## [TAREA 1]
En la reseña de Uzumaki, ¿qué técnica se usó para hacer realidad la serie?
## [TAREA 2]
Devuelve sin cambios el fragmento de la reseña de Uzumaki que va de "Reparto: Uki Satake, Shin’ichirô" a "Duración: 25 minutos.".

Reparto: Uki Satake, Shin’ichirô Miki Shin’ichirô Miki, Robbie Daymond, Abby Trott, Toshio Furukawa, Yûko Sanpei, Shino Kakinuma, Kappei Yamaguchi, Christopher Corey Smith, Ami Fukushima, Cristina Valenzuela, Max Mittelman, Mona Marshall, Aaron LaPlante, Mariya Ise, Yôko Hikasa, Dorothy Elias-Fahn, Yûto Uemura, Anna Nagase Anna Nagase, Larissa Gallagher, Doug Stone.
Guion: Aki Itami.
Música: Colin Stetson.
Temporadas: 1.
Episodios: 4.
Duración: 25 minutos.
Estreno: 29 de septiembre de 2024 (España).
La fidelidad absoluta a la hora de adaptar a la pantalla un cómic o un manga no siempre es la mejor solución. De hecho, si hablamos en términos generales, no suele serlo, y hay innumerables ejemplos de ello. Pero es cierto que hay obras que piden a gritos esa traslación directa precisamente por el reto que supone llevarlas a otro lenguaje, y que al completarse dejan un nivel de satisfacción muy grande. Pasa con Uzumaki, la miniserie de cuatro episodios que recrea de esa manera el manga creado por Junji Ito, uno de los autores de terror japonés más populares del momento por la enorme cantidad de obras suyas que han llegado a nuestras librerías y por la angustiosa forma que tiene de interpretar el género. Ese mismo adjetivo, angustioso, se puede aplicar sin problema al anime del mismo título, es su gran valor, generan una atmósfera aterradora que compensa las dudas que se pueden abrir por la enorme colección de situaciones surrealistas que se van encadenando en esta oda a la espiral en que se convierte la historia de un pequeño pueblo japonés y de todos sus habitantes, en especial de dos, que son los que cogen el protagonismo de base para darnos un asidero de cordura dentro de esta gigantesca insana locura que nos propone Ito desde un asfixiante blanco y negro.
Uzumaki es una producción atípica por muchos motivos. No son muchos los mangas de terror que llegan a la pequeña pantalla, no es la adaptación típica, y menos cuando el ritmo es el que presenta esta obra o, en general, todo lo que ha escrito Ito. Su blanco y negro, parte de esa traslación directa y fiel de la que hablamos, es también poco frecuente para este tipo de adaptaciones. Y calcar el estilo de Ito es todo un reto del que la serie sale relativamente airoso, pero con flaquezas. Se calca no solo a través del diseño, que parece casi salida de la misma mano de Ito, con todo lo que eso conlleva, sino incluso en las sensaciones. Obviamente, el manga no tiene un movimiento real, pero si el lector es capaz de imaginarlo en su cabeza no puede ser muy distinto de lo que nos lanza la serie. Para hacerlo realidad, se han utilizado técnicas de rotoscopia, lo que hizo que la producción se parara a causa de la pandemia del coronavirus, añadiendo fuera de cámara un motivo más para que Uzumaki pueda parecernos aterrador, aunque la animación no termine de convencer en muchos momentos Sus ideas son turbias, violentas en extremo, asfixiantes en todo porque se asoman a lo cotidiano. Las espirales se convierten en obsesión, pero también en motivo de pánico, aunque en realidad esa sea la base de todo, porque los personajes no terminan de tener un desarrollo creíble.

## [Datos de análisis estructurado de la página]
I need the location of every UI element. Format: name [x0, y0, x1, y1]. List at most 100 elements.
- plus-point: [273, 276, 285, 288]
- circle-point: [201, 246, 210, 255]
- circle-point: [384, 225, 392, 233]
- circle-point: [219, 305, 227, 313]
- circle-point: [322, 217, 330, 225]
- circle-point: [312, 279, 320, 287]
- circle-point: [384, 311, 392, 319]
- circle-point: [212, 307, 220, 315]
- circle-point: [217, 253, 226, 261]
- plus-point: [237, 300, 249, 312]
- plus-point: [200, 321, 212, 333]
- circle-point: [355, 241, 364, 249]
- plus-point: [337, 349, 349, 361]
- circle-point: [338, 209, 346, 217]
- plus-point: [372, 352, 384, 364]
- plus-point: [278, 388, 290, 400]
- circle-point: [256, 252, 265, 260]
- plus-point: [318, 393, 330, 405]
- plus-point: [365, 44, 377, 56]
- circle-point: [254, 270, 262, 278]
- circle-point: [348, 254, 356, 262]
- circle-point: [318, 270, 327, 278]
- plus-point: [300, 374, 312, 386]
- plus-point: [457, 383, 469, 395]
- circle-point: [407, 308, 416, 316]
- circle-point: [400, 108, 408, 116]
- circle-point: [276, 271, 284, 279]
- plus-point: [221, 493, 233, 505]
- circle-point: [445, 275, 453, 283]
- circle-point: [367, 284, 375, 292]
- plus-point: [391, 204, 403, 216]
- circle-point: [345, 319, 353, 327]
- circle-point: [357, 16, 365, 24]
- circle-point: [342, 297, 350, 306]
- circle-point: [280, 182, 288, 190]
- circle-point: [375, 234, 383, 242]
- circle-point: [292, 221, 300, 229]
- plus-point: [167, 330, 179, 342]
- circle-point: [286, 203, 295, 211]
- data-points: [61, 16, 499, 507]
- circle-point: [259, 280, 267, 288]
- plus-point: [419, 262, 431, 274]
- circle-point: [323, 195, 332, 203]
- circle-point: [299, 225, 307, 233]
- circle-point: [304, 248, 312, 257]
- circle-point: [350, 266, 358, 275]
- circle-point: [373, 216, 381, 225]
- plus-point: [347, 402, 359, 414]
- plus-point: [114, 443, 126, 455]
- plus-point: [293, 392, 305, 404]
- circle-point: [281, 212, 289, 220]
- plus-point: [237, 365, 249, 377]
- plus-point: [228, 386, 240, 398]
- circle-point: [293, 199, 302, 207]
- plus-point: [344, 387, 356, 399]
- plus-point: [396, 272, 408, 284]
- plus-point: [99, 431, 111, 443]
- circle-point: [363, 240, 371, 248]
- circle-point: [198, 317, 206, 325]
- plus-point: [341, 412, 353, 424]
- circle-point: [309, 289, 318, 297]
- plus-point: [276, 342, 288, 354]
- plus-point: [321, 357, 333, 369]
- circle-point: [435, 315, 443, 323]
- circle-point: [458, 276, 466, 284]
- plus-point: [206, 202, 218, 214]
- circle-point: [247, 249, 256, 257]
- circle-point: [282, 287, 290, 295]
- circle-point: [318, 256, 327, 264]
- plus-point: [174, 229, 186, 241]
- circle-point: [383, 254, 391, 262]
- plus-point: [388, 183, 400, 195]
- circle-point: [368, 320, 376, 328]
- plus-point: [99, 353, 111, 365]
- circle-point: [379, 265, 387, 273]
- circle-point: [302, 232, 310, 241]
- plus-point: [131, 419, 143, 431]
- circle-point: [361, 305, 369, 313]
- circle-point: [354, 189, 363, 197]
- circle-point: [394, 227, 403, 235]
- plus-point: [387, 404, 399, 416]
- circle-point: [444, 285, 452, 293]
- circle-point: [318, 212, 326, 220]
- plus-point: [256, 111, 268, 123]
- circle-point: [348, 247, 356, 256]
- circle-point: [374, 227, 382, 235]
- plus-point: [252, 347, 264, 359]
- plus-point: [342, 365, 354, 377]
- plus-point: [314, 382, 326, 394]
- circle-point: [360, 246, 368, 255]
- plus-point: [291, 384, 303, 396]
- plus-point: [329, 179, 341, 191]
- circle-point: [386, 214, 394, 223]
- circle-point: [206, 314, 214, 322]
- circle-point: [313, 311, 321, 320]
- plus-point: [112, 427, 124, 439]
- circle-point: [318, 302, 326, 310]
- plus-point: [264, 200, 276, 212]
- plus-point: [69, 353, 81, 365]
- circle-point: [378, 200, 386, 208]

## [RESULTADO DEL EJERCICIO 1]
Técnicas de rotoscopia.

## [RESULTADO DEL EJERCICIO 2]
Reparto: Uki Satake, Shin’ichirô Miki Shin’ichirô Miki, Robbie Daymond, Abby Trott, Toshio Furukawa, Yûko Sanpei, Shino Kakinuma, Kappei Yamaguchi, Christopher Corey Smith, Ami Fukushima, Cristina Valenzuela, Max Mittelman, Mona Marshall, Aaron LaPlante, Mariya Ise, Yôko Hikasa, Dorothy Elias-Fahn, Yûto Uemura, Anna Nagase Anna Nagase, Larissa Gallagher, Doug Stone.
Guion: Aki Itami.
Música: Colin Stetson.
Temporadas: 1.
Episodios: 4.
Duración: 25 minutos.